• _DATASET ROWS_
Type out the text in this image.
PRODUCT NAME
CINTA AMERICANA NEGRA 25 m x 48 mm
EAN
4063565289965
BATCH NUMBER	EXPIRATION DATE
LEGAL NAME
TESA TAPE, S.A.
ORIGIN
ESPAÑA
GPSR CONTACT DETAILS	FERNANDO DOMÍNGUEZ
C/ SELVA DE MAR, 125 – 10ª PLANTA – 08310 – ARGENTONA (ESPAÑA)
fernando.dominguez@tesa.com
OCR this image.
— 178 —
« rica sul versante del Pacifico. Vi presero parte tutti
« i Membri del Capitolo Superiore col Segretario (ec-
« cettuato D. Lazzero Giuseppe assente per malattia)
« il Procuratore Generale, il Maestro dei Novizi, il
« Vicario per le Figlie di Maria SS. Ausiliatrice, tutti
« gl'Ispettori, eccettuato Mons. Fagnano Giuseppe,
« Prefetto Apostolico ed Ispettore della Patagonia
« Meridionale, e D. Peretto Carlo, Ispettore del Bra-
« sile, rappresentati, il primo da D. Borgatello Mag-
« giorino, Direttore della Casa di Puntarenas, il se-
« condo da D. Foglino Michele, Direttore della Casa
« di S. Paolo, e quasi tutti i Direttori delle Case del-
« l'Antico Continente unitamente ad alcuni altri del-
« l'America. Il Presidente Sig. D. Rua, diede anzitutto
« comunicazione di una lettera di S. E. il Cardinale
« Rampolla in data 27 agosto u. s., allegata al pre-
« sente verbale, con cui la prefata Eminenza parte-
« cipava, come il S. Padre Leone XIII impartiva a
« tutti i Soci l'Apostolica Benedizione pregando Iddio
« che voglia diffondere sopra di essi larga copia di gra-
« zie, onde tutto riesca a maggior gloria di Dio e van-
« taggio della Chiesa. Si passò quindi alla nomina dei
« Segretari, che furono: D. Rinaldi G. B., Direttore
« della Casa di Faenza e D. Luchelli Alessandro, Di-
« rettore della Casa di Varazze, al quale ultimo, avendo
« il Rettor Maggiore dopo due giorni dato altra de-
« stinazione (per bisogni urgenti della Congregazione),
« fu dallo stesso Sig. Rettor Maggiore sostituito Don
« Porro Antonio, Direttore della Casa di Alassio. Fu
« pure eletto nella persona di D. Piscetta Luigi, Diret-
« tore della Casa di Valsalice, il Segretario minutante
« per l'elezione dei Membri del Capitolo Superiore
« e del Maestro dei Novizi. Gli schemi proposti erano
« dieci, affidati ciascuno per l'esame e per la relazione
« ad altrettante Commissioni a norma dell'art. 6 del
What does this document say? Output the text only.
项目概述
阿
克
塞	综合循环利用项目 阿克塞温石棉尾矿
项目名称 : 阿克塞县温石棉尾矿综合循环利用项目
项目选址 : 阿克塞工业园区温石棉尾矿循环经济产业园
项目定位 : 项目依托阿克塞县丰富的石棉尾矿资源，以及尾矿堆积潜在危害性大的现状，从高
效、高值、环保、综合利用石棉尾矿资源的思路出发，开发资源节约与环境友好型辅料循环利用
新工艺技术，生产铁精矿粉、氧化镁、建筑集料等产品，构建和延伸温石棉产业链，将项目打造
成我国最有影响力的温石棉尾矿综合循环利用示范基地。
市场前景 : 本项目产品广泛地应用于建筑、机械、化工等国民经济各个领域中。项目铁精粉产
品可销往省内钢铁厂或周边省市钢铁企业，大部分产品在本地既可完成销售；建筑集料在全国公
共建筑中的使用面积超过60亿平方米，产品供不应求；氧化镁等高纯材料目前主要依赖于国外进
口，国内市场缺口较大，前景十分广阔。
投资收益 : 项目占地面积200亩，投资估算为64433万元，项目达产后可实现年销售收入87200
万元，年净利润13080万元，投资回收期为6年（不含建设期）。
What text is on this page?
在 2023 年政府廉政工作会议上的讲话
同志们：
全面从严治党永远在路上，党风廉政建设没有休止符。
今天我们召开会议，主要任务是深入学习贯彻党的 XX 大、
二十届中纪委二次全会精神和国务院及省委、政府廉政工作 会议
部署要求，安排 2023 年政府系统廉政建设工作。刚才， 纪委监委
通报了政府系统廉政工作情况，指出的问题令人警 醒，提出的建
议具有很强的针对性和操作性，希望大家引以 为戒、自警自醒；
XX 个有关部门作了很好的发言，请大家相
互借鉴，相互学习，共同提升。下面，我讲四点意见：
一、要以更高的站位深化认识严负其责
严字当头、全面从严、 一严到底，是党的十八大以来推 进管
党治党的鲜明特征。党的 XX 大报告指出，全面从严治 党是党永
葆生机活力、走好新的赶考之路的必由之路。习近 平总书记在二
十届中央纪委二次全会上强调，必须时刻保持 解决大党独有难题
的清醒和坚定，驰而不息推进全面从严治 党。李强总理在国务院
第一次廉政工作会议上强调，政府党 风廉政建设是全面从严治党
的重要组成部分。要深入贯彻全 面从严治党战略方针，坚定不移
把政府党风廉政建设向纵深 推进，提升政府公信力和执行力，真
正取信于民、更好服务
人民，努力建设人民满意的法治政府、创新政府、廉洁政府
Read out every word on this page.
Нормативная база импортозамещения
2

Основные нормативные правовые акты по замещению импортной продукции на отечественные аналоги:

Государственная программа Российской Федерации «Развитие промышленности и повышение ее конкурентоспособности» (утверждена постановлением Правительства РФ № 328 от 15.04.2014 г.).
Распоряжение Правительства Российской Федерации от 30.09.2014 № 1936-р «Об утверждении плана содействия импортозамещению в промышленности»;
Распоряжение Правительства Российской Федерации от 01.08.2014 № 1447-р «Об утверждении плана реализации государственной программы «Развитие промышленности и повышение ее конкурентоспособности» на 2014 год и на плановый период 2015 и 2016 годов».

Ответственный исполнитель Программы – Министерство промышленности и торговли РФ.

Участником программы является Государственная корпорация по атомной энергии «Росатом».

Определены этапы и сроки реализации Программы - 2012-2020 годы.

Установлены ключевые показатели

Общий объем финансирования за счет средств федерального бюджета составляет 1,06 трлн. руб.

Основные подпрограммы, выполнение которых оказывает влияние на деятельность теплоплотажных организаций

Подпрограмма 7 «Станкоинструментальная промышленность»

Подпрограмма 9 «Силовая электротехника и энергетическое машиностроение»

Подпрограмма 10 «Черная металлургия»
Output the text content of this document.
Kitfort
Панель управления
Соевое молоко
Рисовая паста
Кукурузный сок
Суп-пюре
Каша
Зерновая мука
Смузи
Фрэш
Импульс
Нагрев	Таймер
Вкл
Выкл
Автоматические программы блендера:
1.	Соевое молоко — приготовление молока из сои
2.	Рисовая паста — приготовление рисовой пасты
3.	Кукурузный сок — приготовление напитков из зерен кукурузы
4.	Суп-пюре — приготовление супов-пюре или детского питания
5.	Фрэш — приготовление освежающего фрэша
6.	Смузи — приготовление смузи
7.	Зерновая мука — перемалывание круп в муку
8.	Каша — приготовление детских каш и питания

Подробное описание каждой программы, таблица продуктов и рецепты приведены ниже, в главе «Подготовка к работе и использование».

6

• _JOB_
Identify the lines of the data that contain the word "What". Copy each of them.

• _RESULT OF THIS TASK_
What does this document say? Output the text only.
What text is on this page?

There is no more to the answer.